Start

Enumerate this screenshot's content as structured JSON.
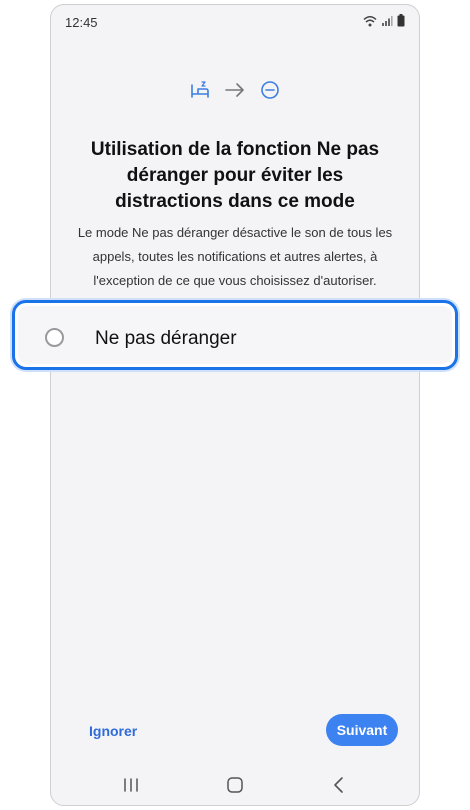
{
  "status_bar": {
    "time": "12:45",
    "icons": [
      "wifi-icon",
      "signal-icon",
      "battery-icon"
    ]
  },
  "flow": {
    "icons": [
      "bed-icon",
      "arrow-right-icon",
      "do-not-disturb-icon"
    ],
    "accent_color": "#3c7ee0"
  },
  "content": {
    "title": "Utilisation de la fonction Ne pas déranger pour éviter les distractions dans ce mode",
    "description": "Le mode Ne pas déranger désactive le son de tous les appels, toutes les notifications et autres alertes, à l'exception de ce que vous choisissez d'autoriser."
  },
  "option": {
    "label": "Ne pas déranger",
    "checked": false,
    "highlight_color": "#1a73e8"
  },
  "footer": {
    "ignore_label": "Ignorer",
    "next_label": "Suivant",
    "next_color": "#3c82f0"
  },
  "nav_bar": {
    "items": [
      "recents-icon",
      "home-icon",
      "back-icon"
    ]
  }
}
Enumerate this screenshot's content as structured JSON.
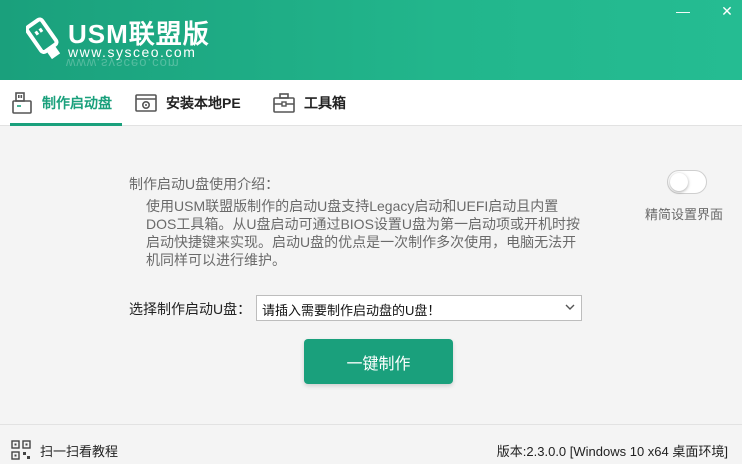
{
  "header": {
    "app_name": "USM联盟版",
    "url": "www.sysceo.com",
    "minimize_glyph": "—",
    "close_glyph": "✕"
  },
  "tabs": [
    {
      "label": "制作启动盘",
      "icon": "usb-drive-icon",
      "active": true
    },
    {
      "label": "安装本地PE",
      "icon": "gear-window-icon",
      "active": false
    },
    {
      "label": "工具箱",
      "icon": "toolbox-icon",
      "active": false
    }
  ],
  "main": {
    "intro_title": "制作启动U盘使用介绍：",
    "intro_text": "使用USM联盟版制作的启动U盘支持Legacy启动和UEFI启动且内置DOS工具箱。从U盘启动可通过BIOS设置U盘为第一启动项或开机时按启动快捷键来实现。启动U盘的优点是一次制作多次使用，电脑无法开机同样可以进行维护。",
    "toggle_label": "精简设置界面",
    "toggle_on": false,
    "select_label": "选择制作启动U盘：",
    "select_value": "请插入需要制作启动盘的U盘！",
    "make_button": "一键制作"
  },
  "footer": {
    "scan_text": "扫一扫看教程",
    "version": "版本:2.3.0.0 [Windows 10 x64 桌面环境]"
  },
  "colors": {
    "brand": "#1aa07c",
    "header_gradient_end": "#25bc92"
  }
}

End

▶ _Problem requirements_
Look through the entries and find each line that has the string "mode". Copy those lines.

▶ _Completed exercise_
    "title": "Utilisation de la fonction Ne pas déranger pour éviter les distractions dans ce mode",
    "description": "Le mode Ne pas déranger désactive le son de tous les appels, toutes les notifications et autres alertes, à l'exception de ce que vous choisissez d'autoriser."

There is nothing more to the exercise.